* begin Input data *

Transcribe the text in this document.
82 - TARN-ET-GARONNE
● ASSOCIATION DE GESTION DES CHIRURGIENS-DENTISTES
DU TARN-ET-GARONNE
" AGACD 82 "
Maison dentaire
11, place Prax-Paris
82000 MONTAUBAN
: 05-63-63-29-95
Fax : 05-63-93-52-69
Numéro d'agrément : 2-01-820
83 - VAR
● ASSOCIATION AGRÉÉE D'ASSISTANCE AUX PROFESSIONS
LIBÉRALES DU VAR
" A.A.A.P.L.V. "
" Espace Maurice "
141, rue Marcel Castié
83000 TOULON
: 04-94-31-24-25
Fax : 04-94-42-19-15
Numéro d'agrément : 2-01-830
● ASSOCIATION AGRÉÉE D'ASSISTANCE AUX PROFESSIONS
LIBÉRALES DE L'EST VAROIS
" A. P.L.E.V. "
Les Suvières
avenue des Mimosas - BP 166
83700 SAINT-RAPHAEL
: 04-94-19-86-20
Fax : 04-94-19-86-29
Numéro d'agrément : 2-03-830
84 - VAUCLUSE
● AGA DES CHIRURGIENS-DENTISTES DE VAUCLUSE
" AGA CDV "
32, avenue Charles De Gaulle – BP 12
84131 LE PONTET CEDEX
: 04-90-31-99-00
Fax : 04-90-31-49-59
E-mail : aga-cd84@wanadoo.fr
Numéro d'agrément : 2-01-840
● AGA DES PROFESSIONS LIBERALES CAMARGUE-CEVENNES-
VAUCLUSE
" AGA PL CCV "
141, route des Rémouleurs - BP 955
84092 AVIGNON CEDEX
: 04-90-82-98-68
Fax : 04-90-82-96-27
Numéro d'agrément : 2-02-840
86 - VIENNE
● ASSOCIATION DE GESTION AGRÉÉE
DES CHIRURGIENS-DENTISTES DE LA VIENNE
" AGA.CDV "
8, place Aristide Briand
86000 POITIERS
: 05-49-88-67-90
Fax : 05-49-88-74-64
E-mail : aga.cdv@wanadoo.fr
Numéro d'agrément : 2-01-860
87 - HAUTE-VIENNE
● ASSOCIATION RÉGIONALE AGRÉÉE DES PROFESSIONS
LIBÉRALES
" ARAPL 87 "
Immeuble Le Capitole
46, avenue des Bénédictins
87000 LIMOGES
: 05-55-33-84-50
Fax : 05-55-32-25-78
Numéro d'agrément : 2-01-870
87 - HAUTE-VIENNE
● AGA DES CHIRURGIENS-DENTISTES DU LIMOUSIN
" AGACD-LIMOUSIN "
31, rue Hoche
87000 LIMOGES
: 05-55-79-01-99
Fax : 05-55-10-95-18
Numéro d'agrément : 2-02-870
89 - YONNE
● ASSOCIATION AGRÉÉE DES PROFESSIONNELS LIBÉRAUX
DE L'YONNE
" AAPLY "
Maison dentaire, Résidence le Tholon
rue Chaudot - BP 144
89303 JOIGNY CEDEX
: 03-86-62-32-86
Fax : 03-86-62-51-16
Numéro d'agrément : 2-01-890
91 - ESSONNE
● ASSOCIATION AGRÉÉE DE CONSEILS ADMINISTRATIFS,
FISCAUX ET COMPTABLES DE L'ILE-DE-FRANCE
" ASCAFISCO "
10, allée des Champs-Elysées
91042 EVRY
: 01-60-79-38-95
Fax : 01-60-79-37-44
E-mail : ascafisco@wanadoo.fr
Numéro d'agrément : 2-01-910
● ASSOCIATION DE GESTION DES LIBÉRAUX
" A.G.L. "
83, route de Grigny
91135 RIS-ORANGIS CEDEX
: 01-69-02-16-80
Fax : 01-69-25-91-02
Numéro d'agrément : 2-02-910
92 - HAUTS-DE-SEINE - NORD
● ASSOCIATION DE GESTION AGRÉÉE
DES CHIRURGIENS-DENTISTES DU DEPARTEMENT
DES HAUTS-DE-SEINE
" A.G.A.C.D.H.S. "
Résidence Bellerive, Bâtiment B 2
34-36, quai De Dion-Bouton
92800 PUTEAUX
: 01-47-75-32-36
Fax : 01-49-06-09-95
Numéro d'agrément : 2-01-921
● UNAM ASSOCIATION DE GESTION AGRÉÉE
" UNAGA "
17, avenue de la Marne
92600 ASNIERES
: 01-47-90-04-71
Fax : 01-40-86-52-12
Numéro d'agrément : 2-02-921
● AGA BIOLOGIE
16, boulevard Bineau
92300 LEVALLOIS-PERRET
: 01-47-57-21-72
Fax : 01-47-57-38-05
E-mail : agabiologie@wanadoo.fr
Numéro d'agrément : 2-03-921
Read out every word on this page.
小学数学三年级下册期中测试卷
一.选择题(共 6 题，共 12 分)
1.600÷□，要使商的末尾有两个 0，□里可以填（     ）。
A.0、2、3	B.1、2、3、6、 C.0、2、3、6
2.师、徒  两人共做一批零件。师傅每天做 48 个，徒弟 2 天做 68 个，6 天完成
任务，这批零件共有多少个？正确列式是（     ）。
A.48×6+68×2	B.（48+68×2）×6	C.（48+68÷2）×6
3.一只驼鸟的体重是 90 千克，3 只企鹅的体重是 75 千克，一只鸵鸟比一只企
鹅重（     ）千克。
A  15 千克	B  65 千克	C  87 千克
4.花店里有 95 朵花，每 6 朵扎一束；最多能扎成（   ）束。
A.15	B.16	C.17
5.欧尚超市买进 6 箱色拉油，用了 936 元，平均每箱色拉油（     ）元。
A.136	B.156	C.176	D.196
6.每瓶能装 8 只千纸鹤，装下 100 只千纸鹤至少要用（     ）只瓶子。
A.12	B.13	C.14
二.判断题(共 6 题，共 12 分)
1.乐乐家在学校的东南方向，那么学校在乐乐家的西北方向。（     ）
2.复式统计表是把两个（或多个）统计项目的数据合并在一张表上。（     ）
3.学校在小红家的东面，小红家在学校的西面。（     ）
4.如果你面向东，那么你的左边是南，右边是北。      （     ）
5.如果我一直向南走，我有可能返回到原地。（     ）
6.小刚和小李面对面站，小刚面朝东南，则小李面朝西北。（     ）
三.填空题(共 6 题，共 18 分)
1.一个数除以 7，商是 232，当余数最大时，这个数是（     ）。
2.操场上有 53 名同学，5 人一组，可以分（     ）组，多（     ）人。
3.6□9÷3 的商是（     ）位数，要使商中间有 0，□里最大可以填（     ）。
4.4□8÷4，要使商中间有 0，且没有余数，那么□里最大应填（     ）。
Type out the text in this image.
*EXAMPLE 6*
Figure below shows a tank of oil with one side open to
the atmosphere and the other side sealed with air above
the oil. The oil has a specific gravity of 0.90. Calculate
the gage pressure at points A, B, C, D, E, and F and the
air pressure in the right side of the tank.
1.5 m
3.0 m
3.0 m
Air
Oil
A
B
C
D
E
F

* end Input data *

● Stated task
List all lines where "this" occurs.

● Result
Transcribe the text in this document.
Read out every word on this page.
Type out the text in this image.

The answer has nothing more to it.